In the data that follows, count every line holding the string "Familie" and give the count alone.

## START Information provided

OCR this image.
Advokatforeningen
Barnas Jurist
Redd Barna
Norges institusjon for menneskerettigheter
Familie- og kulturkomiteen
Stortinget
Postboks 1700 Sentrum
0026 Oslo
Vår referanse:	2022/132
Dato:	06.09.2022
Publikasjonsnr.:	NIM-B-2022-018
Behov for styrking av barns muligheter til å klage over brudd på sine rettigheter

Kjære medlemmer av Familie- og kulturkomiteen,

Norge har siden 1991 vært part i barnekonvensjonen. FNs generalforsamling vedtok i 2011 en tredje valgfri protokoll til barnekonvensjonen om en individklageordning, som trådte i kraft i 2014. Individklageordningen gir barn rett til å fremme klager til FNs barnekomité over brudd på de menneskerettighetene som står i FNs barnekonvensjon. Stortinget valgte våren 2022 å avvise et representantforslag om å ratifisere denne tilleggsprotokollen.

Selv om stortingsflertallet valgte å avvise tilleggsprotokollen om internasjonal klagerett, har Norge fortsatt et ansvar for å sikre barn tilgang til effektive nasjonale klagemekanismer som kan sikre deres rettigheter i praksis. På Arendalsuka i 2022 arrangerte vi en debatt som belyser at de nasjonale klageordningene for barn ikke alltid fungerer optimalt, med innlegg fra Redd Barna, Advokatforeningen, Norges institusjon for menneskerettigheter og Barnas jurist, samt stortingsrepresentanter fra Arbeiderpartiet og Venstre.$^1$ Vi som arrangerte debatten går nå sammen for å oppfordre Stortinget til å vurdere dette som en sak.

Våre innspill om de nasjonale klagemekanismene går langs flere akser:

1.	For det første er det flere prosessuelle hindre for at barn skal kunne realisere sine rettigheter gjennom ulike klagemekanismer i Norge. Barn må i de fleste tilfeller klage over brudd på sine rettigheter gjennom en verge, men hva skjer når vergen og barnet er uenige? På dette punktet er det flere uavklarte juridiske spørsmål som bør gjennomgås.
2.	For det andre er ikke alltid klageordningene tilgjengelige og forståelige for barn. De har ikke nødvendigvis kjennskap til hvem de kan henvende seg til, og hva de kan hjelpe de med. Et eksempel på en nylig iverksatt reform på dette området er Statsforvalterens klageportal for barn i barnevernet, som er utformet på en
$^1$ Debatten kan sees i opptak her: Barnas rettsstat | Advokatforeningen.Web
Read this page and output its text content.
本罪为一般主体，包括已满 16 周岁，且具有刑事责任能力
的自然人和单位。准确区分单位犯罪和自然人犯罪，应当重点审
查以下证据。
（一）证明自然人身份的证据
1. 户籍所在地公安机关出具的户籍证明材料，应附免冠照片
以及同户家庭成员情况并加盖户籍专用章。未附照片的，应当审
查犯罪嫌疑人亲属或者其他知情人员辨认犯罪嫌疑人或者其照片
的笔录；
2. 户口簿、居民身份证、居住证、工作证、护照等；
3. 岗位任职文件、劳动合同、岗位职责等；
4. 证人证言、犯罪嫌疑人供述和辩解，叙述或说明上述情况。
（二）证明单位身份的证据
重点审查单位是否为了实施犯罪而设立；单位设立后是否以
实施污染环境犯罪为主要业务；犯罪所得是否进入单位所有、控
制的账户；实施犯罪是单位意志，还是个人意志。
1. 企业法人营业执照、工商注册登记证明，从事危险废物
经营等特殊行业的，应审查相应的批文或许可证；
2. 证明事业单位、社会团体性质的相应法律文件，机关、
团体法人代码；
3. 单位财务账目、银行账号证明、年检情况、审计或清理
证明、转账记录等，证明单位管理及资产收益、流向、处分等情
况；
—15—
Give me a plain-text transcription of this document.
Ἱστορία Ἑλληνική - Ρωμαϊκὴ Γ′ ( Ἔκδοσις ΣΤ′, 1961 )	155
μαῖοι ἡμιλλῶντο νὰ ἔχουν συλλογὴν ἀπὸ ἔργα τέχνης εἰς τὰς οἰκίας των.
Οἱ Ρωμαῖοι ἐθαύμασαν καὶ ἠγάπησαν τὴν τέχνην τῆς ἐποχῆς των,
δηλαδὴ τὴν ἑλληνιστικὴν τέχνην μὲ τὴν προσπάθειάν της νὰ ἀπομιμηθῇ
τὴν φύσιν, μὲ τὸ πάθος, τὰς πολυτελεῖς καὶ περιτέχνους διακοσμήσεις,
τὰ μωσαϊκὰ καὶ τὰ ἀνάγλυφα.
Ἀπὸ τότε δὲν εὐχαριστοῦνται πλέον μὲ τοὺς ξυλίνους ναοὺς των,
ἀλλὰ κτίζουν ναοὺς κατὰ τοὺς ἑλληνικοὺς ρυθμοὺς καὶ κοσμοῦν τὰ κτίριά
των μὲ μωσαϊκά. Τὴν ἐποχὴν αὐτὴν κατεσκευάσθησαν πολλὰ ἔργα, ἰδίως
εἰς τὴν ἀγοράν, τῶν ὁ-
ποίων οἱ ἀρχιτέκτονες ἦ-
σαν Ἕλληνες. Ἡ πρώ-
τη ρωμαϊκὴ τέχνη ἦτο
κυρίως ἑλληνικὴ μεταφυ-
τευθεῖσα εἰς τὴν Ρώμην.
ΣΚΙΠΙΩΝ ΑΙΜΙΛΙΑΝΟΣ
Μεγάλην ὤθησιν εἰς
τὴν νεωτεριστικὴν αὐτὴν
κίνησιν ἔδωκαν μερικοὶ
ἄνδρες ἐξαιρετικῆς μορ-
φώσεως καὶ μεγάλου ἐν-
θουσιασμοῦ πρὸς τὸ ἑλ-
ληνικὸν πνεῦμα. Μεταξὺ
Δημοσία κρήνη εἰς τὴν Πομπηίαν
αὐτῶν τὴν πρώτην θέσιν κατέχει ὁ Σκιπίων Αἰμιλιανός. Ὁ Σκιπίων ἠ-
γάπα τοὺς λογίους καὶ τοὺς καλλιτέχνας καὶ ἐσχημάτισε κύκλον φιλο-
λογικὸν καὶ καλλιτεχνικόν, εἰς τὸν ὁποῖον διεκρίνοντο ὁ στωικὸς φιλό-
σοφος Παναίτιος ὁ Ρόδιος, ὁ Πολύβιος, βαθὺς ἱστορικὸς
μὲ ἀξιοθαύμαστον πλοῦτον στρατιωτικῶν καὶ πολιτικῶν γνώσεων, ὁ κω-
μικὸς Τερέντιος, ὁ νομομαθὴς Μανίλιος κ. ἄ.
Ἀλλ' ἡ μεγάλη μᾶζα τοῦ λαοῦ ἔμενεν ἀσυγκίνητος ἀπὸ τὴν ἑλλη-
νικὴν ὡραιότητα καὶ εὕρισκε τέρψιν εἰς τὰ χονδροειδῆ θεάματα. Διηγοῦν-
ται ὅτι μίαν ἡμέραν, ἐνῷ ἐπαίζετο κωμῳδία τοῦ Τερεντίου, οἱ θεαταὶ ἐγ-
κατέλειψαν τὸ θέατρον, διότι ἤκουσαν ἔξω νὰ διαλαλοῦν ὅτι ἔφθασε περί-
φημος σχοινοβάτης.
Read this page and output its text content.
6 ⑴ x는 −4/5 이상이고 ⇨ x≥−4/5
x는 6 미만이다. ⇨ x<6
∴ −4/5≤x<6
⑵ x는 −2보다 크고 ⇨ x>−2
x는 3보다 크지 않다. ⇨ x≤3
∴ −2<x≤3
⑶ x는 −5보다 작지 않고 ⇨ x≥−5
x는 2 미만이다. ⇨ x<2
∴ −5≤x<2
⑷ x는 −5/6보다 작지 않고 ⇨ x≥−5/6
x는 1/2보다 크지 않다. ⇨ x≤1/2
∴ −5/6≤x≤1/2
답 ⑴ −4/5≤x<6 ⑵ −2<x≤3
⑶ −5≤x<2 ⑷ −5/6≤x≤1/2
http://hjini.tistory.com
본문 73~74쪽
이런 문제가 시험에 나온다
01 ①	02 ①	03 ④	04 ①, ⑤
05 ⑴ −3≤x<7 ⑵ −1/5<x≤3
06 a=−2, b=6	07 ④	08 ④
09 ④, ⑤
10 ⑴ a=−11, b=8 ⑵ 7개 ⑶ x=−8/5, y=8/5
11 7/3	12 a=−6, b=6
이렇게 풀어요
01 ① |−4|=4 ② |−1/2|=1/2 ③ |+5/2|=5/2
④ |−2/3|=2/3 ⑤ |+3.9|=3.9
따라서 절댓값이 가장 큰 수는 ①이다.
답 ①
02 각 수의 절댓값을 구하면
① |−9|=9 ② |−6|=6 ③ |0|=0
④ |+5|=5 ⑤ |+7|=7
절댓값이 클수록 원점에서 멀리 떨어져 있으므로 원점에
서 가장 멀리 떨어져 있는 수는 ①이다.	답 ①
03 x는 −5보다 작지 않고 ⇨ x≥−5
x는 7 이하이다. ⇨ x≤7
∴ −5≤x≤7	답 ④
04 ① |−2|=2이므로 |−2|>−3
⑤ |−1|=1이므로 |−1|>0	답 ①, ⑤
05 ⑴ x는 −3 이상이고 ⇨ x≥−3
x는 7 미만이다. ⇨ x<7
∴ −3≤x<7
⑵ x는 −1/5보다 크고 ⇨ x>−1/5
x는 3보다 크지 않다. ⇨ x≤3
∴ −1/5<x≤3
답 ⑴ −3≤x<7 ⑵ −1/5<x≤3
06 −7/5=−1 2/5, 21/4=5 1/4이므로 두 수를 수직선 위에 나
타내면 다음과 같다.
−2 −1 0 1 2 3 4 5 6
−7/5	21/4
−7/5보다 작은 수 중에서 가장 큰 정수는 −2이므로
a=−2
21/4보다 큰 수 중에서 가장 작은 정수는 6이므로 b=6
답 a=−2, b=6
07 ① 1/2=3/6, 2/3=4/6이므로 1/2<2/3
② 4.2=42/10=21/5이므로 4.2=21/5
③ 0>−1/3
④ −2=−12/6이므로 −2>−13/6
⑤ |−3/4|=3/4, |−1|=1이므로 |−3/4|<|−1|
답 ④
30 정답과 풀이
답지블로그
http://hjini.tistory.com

## END Information provided

Full answer:
2